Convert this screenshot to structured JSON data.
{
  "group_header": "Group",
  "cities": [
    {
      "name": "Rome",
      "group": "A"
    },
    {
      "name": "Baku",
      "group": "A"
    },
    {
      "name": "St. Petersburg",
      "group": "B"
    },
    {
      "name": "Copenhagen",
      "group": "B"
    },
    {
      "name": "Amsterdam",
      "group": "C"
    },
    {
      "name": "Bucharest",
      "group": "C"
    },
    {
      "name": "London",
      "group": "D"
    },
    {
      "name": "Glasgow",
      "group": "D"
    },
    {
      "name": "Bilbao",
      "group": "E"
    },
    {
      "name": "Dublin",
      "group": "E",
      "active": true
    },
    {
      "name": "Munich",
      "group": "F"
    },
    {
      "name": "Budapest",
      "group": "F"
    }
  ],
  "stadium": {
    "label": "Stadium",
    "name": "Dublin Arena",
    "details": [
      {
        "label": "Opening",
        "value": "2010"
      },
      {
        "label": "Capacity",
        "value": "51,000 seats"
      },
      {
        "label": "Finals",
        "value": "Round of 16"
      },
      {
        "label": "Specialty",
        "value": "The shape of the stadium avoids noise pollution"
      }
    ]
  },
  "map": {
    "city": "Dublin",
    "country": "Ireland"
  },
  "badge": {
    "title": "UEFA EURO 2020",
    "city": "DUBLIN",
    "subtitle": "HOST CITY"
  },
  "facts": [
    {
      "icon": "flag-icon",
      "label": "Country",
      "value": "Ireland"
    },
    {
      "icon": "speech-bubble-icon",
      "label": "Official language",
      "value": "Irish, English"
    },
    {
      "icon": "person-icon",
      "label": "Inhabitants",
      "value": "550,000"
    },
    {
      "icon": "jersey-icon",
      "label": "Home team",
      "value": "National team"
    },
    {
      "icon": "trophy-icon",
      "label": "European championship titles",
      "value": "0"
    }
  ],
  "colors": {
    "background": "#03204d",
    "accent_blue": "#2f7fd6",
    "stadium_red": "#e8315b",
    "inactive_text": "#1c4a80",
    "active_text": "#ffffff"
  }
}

WRITTEN EXERCISE
From the entries above, collect every line with the string "value" in it.

RESULT
        "value": "2010"
        "value": "51,000 seats"
        "value": "Round of 16"
        "value": "The shape of the stadium avoids noise pollution"
      "value": "Ireland"
      "value": "Irish, English"
      "value": "550,000"
      "value": "National team"
      "value": "0"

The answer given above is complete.